** begin STORED ROWS **

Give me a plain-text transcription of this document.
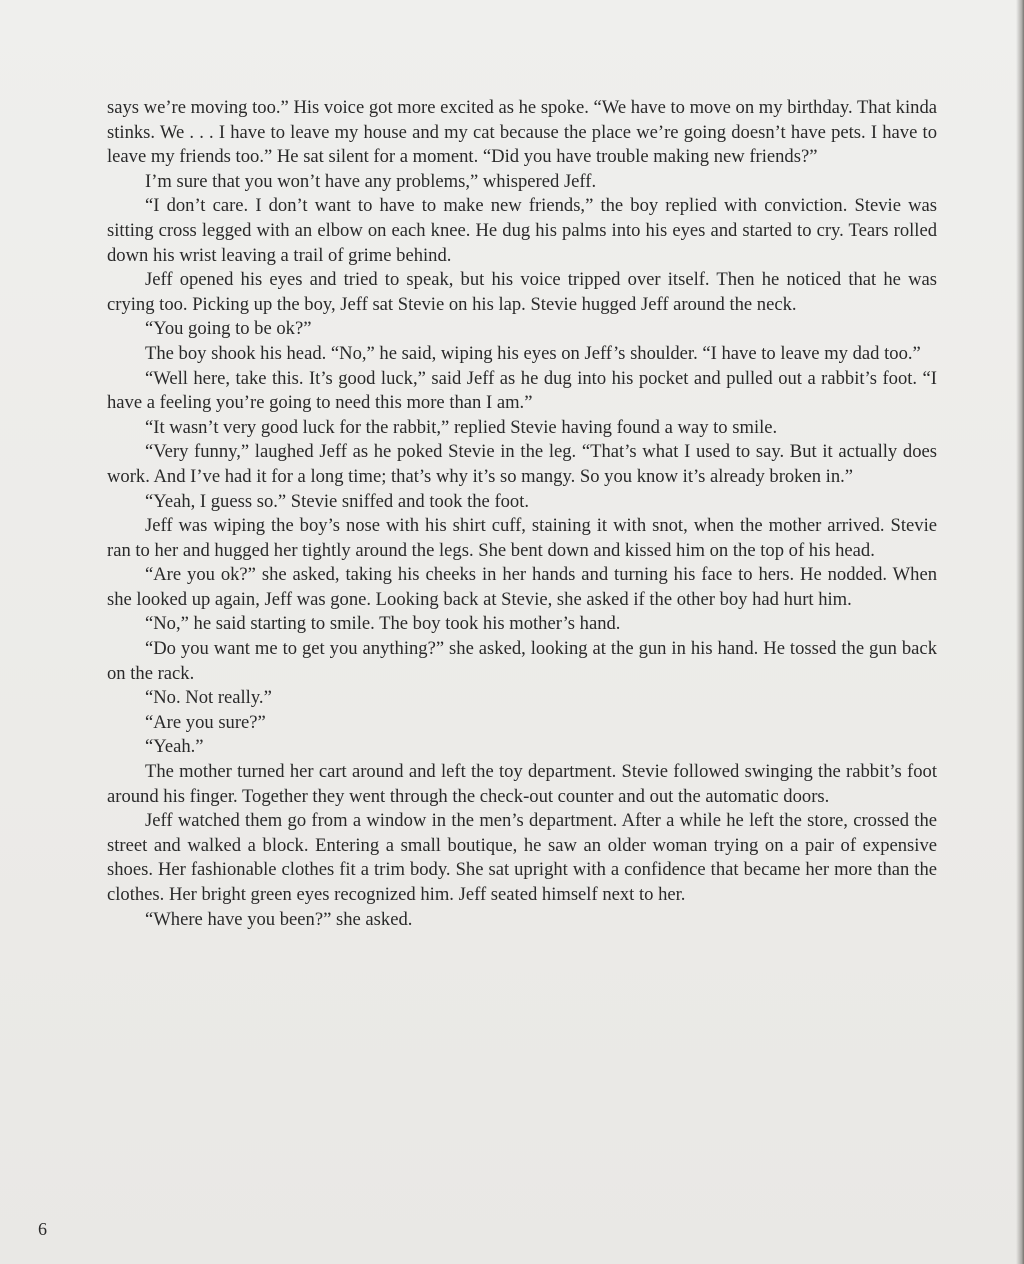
says we’re moving too.” His voice got more excited as he spoke. “We have to move on my birthday. That kinda stinks. We . . . I have to leave my house and my cat because the place we’re going doesn’t have pets. I have to leave my friends too.” He sat silent for a moment. “Did you have trouble making new friends?”

I’m sure that you won’t have any problems,” whispered Jeff.

“I don’t care. I don’t want to have to make new friends,” the boy replied with conviction. Stevie was sitting cross legged with an elbow on each knee. He dug his palms into his eyes and started to cry. Tears rolled down his wrist leaving a trail of grime behind.

Jeff opened his eyes and tried to speak, but his voice tripped over itself. Then he noticed that he was crying too. Picking up the boy, Jeff sat Stevie on his lap. Stevie hugged Jeff around the neck.

“You going to be ok?”

The boy shook his head. “No,” he said, wiping his eyes on Jeff’s shoulder. “I have to leave my dad too.”

“Well here, take this. It’s good luck,” said Jeff as he dug into his pocket and pulled out a rabbit’s foot. “I have a feeling you’re going to need this more than I am.”

“It wasn’t very good luck for the rabbit,” replied Stevie having found a way to smile.

“Very funny,” laughed Jeff as he poked Stevie in the leg. “That’s what I used to say. But it actually does work. And I’ve had it for a long time; that’s why it’s so mangy. So you know it’s already broken in.”

“Yeah, I guess so.” Stevie sniffed and took the foot.

Jeff was wiping the boy’s nose with his shirt cuff, staining it with snot, when the mother arrived. Stevie ran to her and hugged her tightly around the legs. She bent down and kissed him on the top of his head.

“Are you ok?” she asked, taking his cheeks in her hands and turning his face to hers. He nodded. When she looked up again, Jeff was gone. Looking back at Stevie, she asked if the other boy had hurt him.

“No,” he said starting to smile. The boy took his mother’s hand.

“Do you want me to get you anything?” she asked, looking at the gun in his hand. He tossed the gun back on the rack.

“No. Not really.”

“Are you sure?”

“Yeah.”

The mother turned her cart around and left the toy department. Stevie followed swinging the rabbit’s foot around his finger. Together they went through the check-out counter and out the automatic doors.

Jeff watched them go from a window in the men’s department. After a while he left the store, crossed the street and walked a block. Entering a small boutique, he saw an older woman trying on a pair of expensive shoes. Her fashionable clothes fit a trim body. She sat upright with a confidence that became her more than the clothes. Her bright green eyes recognized him. Jeff seated himself next to her.

“Where have you been?” she asked.

6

** end STORED ROWS **

GIVEN INSTRUCTION. Write the listing above out again exactly, dropping each image.

SOLUTION TO THIS TASK.
Give me a plain-text transcription of this document.
says we’re moving too.” His voice got more excited as he spoke. “We have to move on my birthday. That kinda stinks. We . . . I have to leave my house and my cat because the place we’re going doesn’t have pets. I have to leave my friends too.” He sat silent for a moment. “Did you have trouble making new friends?”

I’m sure that you won’t have any problems,” whispered Jeff.

“I don’t care. I don’t want to have to make new friends,” the boy replied with conviction. Stevie was sitting cross legged with an elbow on each knee. He dug his palms into his eyes and started to cry. Tears rolled down his wrist leaving a trail of grime behind.

Jeff opened his eyes and tried to speak, but his voice tripped over itself. Then he noticed that he was crying too. Picking up the boy, Jeff sat Stevie on his lap. Stevie hugged Jeff around the neck.

“You going to be ok?”

The boy shook his head. “No,” he said, wiping his eyes on Jeff’s shoulder. “I have to leave my dad too.”

“Well here, take this. It’s good luck,” said Jeff as he dug into his pocket and pulled out a rabbit’s foot. “I have a feeling you’re going to need this more than I am.”

“It wasn’t very good luck for the rabbit,” replied Stevie having found a way to smile.

“Very funny,” laughed Jeff as he poked Stevie in the leg. “That’s what I used to say. But it actually does work. And I’ve had it for a long time; that’s why it’s so mangy. So you know it’s already broken in.”

“Yeah, I guess so.” Stevie sniffed and took the foot.

Jeff was wiping the boy’s nose with his shirt cuff, staining it with snot, when the mother arrived. Stevie ran to her and hugged her tightly around the legs. She bent down and kissed him on the top of his head.

“Are you ok?” she asked, taking his cheeks in her hands and turning his face to hers. He nodded. When she looked up again, Jeff was gone. Looking back at Stevie, she asked if the other boy had hurt him.

“No,” he said starting to smile. The boy took his mother’s hand.

“Do you want me to get you anything?” she asked, looking at the gun in his hand. He tossed the gun back on the rack.

“No. Not really.”

“Are you sure?”

“Yeah.”

The mother turned her cart around and left the toy department. Stevie followed swinging the rabbit’s foot around his finger. Together they went through the check-out counter and out the automatic doors.

Jeff watched them go from a window in the men’s department. After a while he left the store, crossed the street and walked a block. Entering a small boutique, he saw an older woman trying on a pair of expensive shoes. Her fashionable clothes fit a trim body. She sat upright with a confidence that became her more than the clothes. Her bright green eyes recognized him. Jeff seated himself next to her.

“Where have you been?” she asked.

6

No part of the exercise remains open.